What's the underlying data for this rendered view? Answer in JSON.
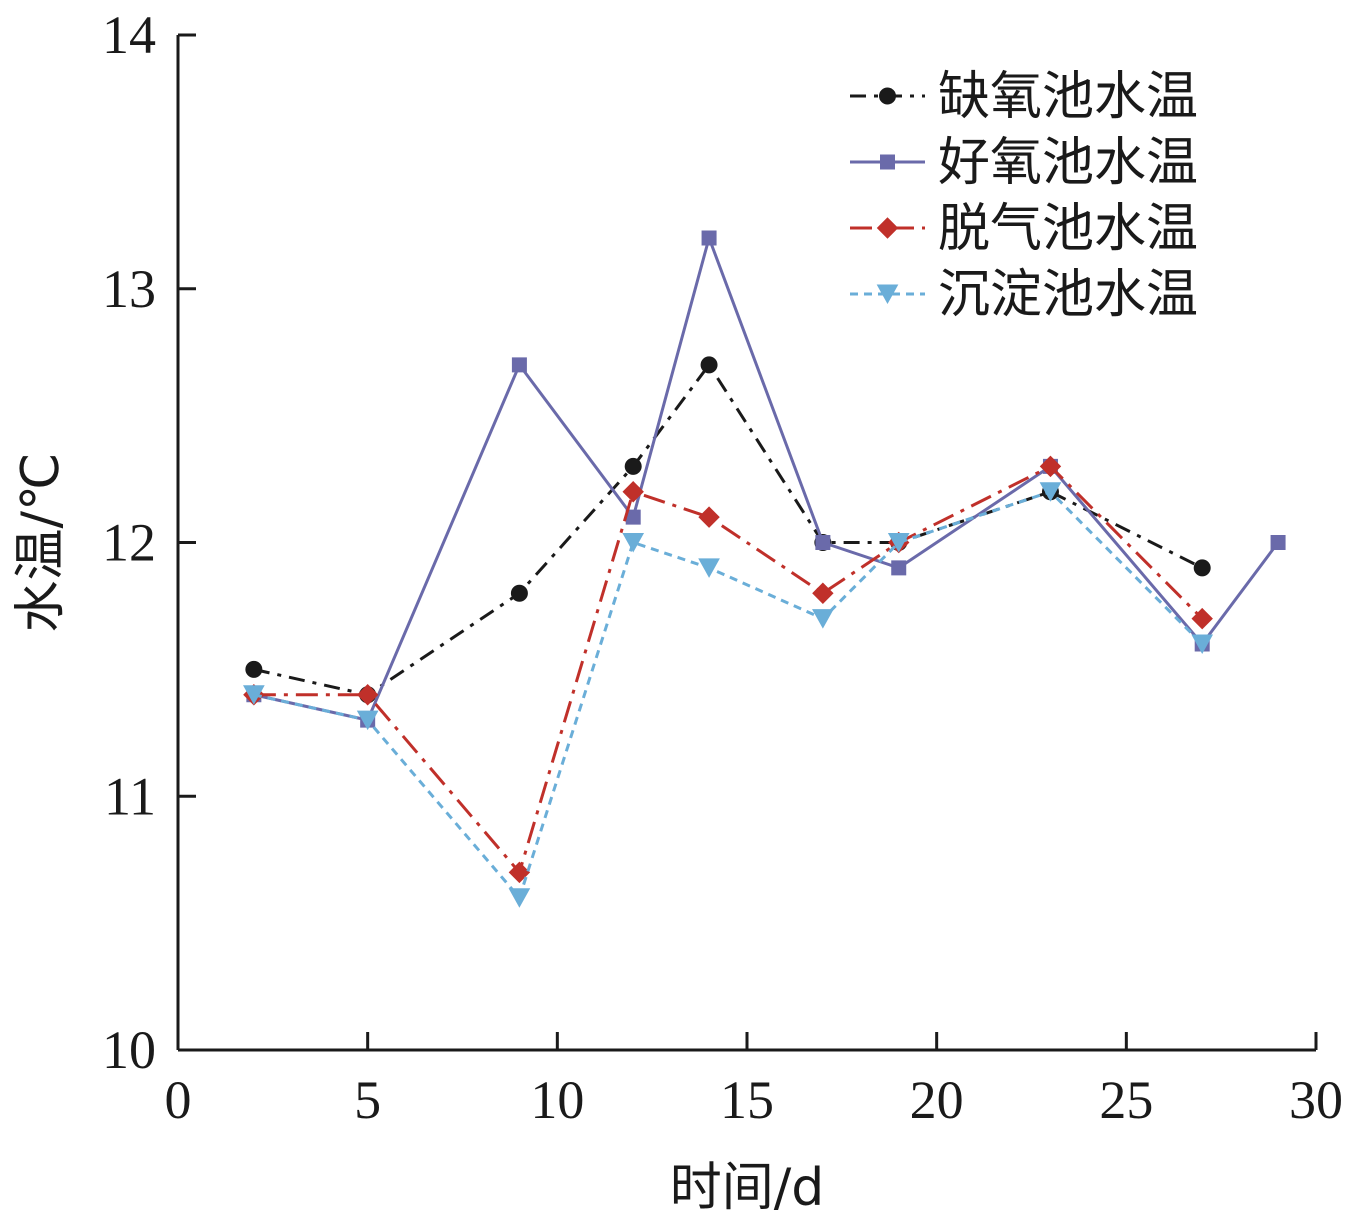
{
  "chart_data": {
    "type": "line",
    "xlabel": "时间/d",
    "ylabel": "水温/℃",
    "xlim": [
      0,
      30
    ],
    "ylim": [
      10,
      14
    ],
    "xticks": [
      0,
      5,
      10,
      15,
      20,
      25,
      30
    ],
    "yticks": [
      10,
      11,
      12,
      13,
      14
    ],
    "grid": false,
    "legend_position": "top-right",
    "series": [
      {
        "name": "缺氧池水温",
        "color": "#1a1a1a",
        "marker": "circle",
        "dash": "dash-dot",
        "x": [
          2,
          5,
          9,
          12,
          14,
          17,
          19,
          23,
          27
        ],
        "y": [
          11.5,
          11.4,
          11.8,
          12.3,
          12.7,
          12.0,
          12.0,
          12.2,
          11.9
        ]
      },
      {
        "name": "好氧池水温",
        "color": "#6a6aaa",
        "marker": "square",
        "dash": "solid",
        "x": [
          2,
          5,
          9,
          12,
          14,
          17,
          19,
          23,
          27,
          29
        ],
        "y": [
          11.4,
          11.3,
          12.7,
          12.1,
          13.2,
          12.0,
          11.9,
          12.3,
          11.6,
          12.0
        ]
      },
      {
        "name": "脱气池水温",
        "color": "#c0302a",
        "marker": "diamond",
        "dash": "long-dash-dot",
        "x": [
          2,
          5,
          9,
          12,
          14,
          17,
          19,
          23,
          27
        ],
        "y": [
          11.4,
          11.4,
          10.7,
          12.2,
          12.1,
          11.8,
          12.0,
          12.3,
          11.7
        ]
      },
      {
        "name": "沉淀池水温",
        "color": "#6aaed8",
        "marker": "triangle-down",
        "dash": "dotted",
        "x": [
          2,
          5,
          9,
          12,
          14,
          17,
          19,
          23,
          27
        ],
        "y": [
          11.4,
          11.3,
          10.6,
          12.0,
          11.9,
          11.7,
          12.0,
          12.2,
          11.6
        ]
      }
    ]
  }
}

______

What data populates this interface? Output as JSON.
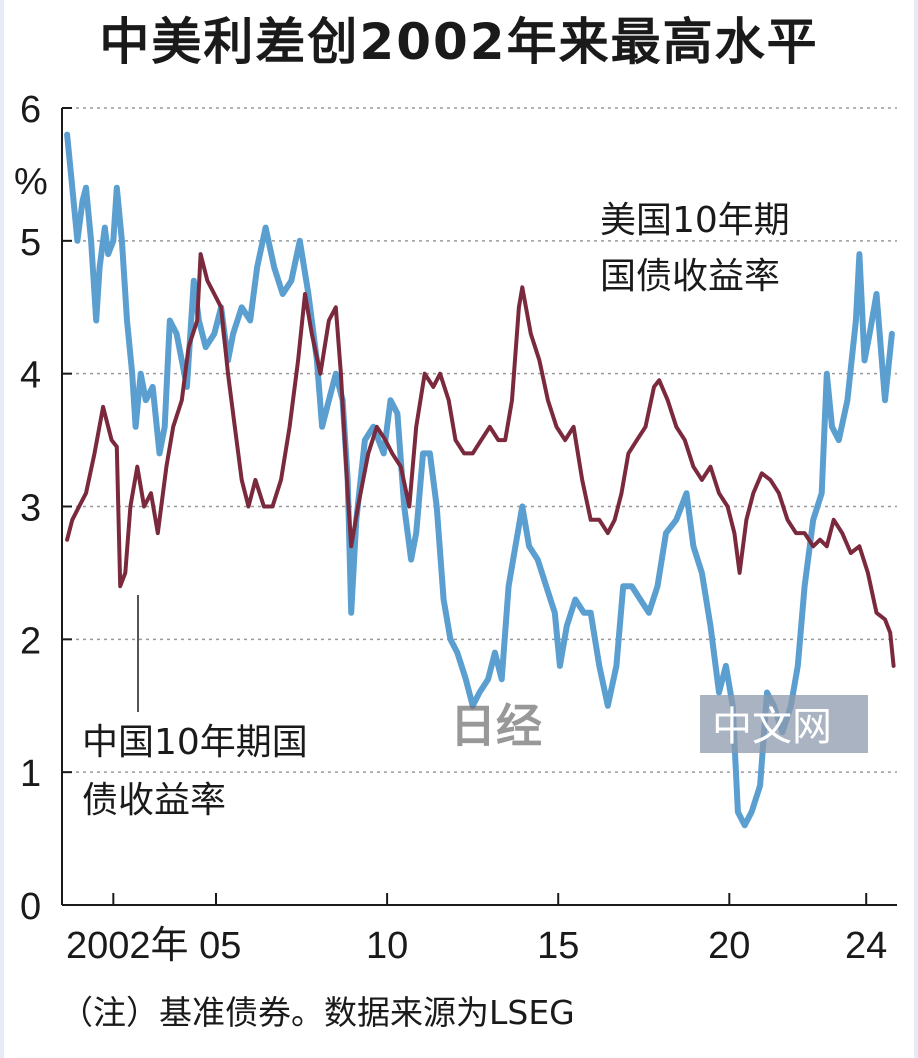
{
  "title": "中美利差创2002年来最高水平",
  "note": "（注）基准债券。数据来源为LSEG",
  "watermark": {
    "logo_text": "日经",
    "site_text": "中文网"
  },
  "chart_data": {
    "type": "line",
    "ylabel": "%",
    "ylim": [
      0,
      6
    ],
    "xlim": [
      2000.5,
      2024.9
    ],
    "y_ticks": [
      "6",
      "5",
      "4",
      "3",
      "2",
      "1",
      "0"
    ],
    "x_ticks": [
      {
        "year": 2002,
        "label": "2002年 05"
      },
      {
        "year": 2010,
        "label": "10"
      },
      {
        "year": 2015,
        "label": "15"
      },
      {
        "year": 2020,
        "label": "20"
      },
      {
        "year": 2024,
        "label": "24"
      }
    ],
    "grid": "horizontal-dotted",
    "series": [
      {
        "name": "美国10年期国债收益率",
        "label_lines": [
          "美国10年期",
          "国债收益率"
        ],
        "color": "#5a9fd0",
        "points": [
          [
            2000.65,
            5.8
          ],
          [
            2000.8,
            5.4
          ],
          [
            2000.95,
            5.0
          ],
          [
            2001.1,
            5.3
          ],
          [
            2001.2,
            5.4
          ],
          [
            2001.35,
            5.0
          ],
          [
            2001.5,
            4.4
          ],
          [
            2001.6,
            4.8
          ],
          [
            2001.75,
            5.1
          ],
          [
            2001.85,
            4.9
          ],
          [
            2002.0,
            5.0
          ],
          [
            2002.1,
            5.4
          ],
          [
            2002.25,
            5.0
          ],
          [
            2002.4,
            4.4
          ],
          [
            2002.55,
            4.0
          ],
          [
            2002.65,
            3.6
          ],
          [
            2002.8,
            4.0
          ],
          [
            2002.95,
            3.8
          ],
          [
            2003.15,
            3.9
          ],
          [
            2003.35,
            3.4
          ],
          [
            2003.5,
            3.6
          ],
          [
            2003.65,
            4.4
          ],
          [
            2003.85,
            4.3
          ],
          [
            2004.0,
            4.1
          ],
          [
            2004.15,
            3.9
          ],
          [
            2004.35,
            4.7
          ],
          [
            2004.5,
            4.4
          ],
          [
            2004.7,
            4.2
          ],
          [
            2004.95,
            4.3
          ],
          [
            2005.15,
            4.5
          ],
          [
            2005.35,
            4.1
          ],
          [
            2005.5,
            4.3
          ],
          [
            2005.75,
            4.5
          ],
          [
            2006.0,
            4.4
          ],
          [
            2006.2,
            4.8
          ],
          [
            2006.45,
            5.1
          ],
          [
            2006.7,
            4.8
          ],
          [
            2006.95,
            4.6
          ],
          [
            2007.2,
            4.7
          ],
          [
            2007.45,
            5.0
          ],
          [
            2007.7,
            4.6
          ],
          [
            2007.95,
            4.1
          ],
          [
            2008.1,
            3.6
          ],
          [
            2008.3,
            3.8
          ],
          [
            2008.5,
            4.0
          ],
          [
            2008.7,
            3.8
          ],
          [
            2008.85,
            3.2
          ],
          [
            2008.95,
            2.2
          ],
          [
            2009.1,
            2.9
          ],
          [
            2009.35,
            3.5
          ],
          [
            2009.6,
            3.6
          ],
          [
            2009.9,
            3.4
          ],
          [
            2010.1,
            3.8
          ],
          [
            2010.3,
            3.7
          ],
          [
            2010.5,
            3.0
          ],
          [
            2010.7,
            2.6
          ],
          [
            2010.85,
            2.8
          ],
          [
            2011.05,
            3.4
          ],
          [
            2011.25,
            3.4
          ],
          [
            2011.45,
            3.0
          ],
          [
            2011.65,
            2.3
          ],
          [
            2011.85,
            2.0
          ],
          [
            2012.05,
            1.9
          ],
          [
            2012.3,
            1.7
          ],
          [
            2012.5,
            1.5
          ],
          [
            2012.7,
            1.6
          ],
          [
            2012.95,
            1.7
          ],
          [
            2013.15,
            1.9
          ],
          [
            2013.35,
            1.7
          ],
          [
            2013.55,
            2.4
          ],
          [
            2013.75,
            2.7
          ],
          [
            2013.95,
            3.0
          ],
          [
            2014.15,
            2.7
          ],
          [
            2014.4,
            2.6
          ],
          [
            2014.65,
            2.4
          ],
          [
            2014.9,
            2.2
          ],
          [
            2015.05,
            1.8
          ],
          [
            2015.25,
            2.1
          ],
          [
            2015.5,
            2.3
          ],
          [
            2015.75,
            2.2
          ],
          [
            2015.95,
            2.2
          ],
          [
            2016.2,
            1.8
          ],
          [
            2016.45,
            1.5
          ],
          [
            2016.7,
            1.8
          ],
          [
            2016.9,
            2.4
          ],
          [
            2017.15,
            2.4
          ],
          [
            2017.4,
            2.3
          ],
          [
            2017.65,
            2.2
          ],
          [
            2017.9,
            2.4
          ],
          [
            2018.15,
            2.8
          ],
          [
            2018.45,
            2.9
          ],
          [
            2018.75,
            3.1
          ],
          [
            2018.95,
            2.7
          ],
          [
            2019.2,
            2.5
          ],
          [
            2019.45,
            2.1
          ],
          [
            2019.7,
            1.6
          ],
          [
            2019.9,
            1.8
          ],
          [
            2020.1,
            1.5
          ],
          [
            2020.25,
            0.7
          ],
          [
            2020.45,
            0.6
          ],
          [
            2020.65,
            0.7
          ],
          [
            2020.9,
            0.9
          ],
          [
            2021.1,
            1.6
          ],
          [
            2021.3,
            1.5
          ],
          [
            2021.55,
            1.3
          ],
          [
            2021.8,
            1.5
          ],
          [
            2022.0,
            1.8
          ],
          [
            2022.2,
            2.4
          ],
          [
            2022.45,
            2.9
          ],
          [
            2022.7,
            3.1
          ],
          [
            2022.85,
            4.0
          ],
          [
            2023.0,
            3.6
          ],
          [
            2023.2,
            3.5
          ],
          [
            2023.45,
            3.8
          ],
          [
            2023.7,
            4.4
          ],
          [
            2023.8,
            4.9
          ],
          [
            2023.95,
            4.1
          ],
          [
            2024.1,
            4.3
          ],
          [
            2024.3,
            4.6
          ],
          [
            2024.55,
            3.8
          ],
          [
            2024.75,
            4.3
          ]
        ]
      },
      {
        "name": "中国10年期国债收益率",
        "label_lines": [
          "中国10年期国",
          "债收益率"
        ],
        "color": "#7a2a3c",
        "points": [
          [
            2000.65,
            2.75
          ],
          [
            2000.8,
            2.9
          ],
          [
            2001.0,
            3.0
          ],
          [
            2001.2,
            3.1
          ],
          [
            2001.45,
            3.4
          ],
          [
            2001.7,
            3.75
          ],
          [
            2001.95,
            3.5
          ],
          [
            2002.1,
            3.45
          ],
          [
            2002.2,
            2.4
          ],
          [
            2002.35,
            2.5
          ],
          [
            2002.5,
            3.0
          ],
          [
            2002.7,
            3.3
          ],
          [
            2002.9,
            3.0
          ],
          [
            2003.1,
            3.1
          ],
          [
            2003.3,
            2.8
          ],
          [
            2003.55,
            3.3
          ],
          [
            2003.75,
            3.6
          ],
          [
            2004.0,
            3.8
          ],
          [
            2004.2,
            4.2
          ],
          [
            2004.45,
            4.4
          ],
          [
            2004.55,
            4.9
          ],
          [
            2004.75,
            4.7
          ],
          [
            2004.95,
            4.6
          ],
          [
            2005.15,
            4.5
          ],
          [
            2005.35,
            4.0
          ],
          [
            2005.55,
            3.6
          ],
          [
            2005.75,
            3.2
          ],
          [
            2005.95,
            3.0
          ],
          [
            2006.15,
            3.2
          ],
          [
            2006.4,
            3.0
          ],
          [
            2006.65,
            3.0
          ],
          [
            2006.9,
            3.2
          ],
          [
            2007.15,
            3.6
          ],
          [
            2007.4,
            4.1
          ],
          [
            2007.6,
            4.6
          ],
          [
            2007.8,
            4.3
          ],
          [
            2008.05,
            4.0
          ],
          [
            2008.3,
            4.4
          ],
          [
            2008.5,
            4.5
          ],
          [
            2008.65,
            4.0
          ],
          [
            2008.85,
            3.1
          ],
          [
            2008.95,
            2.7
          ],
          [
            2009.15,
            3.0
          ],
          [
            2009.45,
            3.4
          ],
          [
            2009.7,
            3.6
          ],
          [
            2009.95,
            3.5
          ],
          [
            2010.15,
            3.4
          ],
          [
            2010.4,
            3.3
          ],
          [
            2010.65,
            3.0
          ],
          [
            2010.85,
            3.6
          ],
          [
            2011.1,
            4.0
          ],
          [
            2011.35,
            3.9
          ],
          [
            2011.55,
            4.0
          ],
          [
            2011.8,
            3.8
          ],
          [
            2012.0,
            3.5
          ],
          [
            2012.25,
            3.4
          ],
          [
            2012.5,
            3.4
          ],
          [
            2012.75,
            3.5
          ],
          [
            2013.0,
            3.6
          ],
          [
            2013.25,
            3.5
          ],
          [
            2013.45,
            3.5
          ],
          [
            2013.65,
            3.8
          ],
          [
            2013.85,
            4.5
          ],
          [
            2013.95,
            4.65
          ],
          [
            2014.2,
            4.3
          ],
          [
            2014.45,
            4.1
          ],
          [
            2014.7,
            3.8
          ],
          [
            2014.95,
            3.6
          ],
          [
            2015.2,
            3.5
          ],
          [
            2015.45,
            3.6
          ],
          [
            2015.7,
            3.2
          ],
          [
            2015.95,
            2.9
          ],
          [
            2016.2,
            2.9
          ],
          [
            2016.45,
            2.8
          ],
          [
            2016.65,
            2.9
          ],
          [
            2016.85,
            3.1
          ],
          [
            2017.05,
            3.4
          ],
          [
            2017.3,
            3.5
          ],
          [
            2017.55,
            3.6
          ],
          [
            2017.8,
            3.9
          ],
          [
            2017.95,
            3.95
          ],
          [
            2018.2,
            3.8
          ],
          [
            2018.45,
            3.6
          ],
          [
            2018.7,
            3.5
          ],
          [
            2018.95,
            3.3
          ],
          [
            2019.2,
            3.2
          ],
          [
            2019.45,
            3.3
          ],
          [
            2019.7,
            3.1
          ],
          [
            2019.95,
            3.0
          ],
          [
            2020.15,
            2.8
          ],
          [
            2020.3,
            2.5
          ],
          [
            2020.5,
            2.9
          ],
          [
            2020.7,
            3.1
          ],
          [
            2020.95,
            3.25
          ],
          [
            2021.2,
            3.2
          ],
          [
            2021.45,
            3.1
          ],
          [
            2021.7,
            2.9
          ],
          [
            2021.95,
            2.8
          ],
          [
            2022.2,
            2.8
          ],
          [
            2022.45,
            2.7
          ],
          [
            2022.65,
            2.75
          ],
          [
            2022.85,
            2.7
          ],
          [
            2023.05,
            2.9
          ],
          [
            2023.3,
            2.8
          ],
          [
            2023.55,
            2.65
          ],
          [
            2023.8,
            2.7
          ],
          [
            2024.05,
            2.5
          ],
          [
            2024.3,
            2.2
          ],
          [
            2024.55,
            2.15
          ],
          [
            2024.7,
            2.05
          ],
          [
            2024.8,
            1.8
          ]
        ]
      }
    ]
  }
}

______

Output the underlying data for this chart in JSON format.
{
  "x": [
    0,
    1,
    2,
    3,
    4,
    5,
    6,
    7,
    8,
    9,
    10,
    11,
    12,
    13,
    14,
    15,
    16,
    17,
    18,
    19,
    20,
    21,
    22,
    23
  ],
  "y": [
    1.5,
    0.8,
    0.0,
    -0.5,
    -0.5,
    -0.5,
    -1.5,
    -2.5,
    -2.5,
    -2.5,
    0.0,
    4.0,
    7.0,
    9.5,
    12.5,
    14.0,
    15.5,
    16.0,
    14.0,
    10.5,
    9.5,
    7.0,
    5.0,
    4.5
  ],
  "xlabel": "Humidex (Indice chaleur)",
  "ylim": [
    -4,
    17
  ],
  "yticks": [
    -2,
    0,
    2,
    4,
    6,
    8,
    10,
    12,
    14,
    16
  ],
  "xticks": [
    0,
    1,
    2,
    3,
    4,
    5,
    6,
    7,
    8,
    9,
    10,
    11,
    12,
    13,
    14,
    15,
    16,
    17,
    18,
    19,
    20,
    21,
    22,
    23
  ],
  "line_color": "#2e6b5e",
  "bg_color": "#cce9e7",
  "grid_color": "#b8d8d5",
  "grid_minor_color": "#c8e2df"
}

______

WRITTEN INSTRUCTION:
Copy all lines from the material that include "name".

RESPONSE:
        "name": "缺氧池水温",
        "name": "好氧池水温",
        "name": "脱气池水温",
        "name": "沉淀池水温",
        "name": "美国10年期国债收益率",
        "name": "中国10年期国债收益率",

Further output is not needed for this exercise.